DATA PROVIDED:
***
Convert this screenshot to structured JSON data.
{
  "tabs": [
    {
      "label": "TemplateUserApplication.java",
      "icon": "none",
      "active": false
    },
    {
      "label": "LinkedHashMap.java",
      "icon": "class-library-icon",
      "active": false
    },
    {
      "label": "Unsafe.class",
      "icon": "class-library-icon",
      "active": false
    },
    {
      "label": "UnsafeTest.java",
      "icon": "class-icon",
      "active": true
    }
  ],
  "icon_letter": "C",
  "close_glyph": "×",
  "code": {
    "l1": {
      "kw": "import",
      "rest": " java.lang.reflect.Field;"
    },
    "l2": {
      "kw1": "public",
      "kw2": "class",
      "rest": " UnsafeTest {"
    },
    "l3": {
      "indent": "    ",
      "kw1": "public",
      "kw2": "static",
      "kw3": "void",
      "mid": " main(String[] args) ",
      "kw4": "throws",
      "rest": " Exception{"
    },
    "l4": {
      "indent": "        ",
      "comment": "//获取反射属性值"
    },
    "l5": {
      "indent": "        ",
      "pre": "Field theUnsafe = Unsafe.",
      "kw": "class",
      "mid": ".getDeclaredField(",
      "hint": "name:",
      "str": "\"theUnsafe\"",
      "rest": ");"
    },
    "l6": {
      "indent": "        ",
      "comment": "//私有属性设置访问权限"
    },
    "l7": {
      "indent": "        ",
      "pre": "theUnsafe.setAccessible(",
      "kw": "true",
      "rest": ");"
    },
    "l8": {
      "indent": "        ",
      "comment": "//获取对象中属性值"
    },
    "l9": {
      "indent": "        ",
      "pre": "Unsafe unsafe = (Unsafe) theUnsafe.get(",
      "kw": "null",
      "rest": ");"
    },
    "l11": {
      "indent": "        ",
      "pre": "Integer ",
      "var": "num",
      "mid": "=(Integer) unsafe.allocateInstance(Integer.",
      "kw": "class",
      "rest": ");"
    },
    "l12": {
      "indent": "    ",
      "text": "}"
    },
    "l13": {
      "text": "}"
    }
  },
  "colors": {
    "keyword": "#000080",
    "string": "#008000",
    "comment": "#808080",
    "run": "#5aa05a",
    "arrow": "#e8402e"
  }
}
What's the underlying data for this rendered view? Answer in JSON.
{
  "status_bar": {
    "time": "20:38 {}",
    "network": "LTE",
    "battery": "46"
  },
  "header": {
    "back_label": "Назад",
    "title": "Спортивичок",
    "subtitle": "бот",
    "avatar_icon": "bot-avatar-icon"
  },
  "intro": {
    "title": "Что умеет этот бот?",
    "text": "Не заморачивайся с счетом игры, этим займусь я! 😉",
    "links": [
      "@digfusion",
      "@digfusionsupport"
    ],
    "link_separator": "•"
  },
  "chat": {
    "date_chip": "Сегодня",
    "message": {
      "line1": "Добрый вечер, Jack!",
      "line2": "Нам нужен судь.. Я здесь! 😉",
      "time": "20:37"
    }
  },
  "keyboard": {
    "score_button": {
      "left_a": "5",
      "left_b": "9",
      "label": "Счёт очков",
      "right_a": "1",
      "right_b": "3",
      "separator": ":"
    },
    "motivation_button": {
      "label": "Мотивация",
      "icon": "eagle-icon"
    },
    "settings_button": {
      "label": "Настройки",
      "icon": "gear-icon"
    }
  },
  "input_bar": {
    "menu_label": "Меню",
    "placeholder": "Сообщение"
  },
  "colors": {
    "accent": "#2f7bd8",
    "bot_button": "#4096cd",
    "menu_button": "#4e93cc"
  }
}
***
EXERCISE DETAILS:
Print every line of the records exactly. Omit nothing.

EXPECTED ANSWER:
Convert this screenshot to structured JSON data.
{
  "tabs": [
    {
      "label": "TemplateUserApplication.java",
      "icon": "none",
      "active": false
    },
    {
      "label": "LinkedHashMap.java",
      "icon": "class-library-icon",
      "active": false
    },
    {
      "label": "Unsafe.class",
      "icon": "class-library-icon",
      "active": false
    },
    {
      "label": "UnsafeTest.java",
      "icon": "class-icon",
      "active": true
    }
  ],
  "icon_letter": "C",
  "close_glyph": "×",
  "code": {
    "l1": {
      "kw": "import",
      "rest": " java.lang.reflect.Field;"
    },
    "l2": {
      "kw1": "public",
      "kw2": "class",
      "rest": " UnsafeTest {"
    },
    "l3": {
      "indent": "    ",
      "kw1": "public",
      "kw2": "static",
      "kw3": "void",
      "mid": " main(String[] args) ",
      "kw4": "throws",
      "rest": " Exception{"
    },
    "l4": {
      "indent": "        ",
      "comment": "//获取反射属性值"
    },
    "l5": {
      "indent": "        ",
      "pre": "Field theUnsafe = Unsafe.",
      "kw": "class",
      "mid": ".getDeclaredField(",
      "hint": "name:",
      "str": "\"theUnsafe\"",
      "rest": ");"
    },
    "l6": {
      "indent": "        ",
      "comment": "//私有属性设置访问权限"
    },
    "l7": {
      "indent": "        ",
      "pre": "theUnsafe.setAccessible(",
      "kw": "true",
      "rest": ");"
    },
    "l8": {
      "indent": "        ",
      "comment": "//获取对象中属性值"
    },
    "l9": {
      "indent": "        ",
      "pre": "Unsafe unsafe = (Unsafe) theUnsafe.get(",
      "kw": "null",
      "rest": ");"
    },
    "l11": {
      "indent": "        ",
      "pre": "Integer ",
      "var": "num",
      "mid": "=(Integer) unsafe.allocateInstance(Integer.",
      "kw": "class",
      "rest": ");"
    },
    "l12": {
      "indent": "    ",
      "text": "}"
    },
    "l13": {
      "text": "}"
    }
  },
  "colors": {
    "keyword": "#000080",
    "string": "#008000",
    "comment": "#808080",
    "run": "#5aa05a",
    "arrow": "#e8402e"
  }
}
What's the underlying data for this rendered view? Answer in JSON.
{
  "status_bar": {
    "time": "20:38 {}",
    "network": "LTE",
    "battery": "46"
  },
  "header": {
    "back_label": "Назад",
    "title": "Спортивичок",
    "subtitle": "бот",
    "avatar_icon": "bot-avatar-icon"
  },
  "intro": {
    "title": "Что умеет этот бот?",
    "text": "Не заморачивайся с счетом игры, этим займусь я! 😉",
    "links": [
      "@digfusion",
      "@digfusionsupport"
    ],
    "link_separator": "•"
  },
  "chat": {
    "date_chip": "Сегодня",
    "message": {
      "line1": "Добрый вечер, Jack!",
      "line2": "Нам нужен судь.. Я здесь! 😉",
      "time": "20:37"
    }
  },
  "keyboard": {
    "score_button": {
      "left_a": "5",
      "left_b": "9",
      "label": "Счёт очков",
      "right_a": "1",
      "right_b": "3",
      "separator": ":"
    },
    "motivation_button": {
      "label": "Мотивация",
      "icon": "eagle-icon"
    },
    "settings_button": {
      "label": "Настройки",
      "icon": "gear-icon"
    }
  },
  "input_bar": {
    "menu_label": "Меню",
    "placeholder": "Сообщение"
  },
  "colors": {
    "accent": "#2f7bd8",
    "bot_button": "#4096cd",
    "menu_button": "#4e93cc"
  }
}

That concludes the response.